[Part of a data file]
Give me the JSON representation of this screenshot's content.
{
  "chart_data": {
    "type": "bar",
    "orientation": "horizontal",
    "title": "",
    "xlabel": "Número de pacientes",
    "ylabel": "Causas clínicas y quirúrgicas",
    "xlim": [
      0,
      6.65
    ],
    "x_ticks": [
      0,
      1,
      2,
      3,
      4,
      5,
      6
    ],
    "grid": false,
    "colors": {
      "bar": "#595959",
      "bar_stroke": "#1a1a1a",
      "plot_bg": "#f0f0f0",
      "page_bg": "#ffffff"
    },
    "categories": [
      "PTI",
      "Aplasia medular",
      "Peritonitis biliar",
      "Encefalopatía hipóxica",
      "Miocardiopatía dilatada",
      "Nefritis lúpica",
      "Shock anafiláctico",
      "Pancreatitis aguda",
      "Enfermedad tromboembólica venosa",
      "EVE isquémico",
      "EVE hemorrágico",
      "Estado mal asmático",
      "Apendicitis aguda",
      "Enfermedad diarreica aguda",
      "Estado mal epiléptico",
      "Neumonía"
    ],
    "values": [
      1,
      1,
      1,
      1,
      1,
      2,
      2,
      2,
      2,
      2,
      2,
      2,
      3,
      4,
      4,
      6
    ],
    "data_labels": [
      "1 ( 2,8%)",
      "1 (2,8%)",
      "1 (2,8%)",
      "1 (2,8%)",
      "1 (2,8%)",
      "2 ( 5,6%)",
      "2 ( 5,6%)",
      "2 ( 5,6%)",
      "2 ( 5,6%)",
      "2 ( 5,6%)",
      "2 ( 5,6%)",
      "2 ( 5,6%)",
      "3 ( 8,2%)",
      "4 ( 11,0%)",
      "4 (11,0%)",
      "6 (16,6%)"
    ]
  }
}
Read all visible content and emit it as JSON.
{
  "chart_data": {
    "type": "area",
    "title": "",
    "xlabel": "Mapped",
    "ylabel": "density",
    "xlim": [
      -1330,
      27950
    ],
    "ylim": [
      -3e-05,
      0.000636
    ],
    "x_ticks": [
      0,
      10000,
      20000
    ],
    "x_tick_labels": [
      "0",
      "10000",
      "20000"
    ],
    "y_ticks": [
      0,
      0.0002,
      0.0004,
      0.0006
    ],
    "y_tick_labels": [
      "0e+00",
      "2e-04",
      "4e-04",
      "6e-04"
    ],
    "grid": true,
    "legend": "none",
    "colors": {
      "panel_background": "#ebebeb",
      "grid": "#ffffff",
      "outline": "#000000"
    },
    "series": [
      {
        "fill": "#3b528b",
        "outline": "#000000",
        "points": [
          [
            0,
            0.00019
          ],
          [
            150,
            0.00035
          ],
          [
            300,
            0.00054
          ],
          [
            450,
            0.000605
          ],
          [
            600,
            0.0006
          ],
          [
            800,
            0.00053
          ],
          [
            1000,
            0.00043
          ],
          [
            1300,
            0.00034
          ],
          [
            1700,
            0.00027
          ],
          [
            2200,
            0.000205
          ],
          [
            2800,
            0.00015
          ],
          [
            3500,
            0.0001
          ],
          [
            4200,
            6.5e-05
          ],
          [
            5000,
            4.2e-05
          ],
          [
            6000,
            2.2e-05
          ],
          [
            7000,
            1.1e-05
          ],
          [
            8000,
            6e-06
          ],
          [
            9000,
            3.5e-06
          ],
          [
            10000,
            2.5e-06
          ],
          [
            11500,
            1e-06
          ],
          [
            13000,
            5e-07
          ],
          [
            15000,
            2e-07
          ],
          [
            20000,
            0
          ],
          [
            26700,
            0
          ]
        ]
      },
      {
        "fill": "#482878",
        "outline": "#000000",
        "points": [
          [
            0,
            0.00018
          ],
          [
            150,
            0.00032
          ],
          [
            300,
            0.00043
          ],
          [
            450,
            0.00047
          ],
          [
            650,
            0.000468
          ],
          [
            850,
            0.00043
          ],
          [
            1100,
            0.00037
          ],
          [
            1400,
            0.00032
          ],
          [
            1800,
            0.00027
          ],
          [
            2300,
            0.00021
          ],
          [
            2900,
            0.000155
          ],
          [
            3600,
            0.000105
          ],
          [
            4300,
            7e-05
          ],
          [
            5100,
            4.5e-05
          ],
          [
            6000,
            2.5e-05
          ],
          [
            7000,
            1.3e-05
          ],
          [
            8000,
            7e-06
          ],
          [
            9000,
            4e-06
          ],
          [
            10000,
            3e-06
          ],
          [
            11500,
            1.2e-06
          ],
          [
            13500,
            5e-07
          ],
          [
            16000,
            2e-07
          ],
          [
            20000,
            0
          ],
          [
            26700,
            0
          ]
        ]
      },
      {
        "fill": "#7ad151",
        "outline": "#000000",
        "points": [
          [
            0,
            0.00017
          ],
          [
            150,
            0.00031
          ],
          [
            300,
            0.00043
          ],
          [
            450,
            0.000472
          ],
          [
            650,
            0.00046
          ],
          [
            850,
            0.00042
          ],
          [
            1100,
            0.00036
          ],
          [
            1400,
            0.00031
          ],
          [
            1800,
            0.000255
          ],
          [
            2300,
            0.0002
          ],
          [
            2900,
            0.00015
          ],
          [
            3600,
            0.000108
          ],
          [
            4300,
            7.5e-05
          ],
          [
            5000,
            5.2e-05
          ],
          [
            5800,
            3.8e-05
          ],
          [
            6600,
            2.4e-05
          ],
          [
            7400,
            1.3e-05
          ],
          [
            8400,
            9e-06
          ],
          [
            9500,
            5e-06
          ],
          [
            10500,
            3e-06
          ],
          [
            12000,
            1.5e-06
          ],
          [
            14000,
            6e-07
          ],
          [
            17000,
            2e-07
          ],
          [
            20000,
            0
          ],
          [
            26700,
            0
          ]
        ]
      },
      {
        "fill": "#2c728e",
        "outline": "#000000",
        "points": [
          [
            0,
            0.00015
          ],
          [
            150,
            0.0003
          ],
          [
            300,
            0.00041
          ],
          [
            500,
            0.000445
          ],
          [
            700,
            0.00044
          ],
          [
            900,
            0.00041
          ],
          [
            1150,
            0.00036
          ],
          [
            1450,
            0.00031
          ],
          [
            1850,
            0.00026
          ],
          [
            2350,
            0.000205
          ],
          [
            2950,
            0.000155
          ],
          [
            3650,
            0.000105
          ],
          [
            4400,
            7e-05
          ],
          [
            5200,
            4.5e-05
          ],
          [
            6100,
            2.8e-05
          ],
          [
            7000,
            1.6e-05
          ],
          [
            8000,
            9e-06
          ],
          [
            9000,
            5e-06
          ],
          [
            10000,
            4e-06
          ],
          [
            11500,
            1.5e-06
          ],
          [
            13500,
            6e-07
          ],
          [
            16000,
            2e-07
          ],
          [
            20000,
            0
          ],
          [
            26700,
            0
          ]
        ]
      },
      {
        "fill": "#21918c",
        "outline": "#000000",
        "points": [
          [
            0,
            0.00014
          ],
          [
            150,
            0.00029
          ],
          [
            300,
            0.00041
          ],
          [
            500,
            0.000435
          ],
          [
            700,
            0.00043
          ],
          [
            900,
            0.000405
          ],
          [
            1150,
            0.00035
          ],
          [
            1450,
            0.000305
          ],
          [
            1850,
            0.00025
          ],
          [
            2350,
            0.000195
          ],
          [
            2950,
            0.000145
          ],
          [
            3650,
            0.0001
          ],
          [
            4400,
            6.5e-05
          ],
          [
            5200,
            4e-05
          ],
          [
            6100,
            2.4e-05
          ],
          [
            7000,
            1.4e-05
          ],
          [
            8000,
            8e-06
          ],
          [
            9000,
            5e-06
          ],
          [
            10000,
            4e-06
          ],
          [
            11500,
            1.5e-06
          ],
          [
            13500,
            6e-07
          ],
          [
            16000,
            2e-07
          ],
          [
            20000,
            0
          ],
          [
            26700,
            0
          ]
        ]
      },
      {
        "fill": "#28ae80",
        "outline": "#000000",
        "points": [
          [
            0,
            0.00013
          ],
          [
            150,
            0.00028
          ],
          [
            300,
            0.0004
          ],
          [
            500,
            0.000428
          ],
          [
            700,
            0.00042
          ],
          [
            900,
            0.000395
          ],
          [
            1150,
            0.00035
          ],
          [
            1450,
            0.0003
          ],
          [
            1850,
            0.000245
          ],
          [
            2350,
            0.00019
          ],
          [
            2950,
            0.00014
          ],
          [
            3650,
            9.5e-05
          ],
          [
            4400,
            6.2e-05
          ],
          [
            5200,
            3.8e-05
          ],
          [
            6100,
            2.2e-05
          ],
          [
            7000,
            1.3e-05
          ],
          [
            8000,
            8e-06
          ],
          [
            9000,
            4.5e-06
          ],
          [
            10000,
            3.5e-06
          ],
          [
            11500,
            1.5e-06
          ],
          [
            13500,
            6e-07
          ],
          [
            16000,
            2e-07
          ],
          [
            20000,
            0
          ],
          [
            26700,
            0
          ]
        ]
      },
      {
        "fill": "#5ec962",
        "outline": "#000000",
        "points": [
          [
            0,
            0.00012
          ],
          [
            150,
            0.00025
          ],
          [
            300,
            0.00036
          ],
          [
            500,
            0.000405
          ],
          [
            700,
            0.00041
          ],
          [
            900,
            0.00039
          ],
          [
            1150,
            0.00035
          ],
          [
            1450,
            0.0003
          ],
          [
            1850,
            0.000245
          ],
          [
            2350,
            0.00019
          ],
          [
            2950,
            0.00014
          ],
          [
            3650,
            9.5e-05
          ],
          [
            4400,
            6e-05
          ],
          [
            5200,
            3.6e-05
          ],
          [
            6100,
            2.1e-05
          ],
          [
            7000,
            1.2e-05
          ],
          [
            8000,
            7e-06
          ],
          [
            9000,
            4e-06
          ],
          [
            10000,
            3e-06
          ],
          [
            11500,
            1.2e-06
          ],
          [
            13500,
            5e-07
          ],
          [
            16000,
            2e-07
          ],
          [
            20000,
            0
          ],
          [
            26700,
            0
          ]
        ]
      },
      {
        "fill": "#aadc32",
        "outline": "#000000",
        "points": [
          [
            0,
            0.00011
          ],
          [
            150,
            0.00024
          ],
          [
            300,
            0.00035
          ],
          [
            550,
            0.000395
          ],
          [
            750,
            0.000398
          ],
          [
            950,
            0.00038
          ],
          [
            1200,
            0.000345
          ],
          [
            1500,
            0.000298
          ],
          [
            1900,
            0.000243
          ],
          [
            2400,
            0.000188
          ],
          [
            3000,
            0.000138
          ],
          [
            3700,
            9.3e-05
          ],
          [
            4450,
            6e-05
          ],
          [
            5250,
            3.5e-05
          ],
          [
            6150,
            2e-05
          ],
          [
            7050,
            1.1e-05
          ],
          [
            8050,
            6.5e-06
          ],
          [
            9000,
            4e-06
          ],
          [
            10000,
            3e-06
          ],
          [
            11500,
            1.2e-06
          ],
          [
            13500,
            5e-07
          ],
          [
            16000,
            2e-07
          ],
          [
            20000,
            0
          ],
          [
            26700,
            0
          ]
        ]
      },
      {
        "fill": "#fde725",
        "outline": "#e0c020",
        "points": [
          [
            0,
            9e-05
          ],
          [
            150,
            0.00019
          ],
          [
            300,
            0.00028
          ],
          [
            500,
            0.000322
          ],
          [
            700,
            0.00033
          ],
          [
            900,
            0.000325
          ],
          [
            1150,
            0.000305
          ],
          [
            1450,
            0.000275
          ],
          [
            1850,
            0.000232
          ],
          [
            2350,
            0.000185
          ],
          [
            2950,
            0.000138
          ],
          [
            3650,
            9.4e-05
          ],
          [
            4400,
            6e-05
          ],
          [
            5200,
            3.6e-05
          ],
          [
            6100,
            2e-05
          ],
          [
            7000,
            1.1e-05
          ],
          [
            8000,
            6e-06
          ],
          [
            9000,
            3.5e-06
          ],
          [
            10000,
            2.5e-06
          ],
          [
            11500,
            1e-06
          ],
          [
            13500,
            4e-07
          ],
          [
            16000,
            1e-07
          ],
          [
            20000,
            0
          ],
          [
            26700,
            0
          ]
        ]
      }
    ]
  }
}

Exercise objective: Return every line above in which the string "fill" occurs.

Result for this task:
        "fill": "#3b528b",
        "fill": "#482878",
        "fill": "#7ad151",
        "fill": "#2c728e",
        "fill": "#21918c",
        "fill": "#28ae80",
        "fill": "#5ec962",
        "fill": "#aadc32",
        "fill": "#fde725",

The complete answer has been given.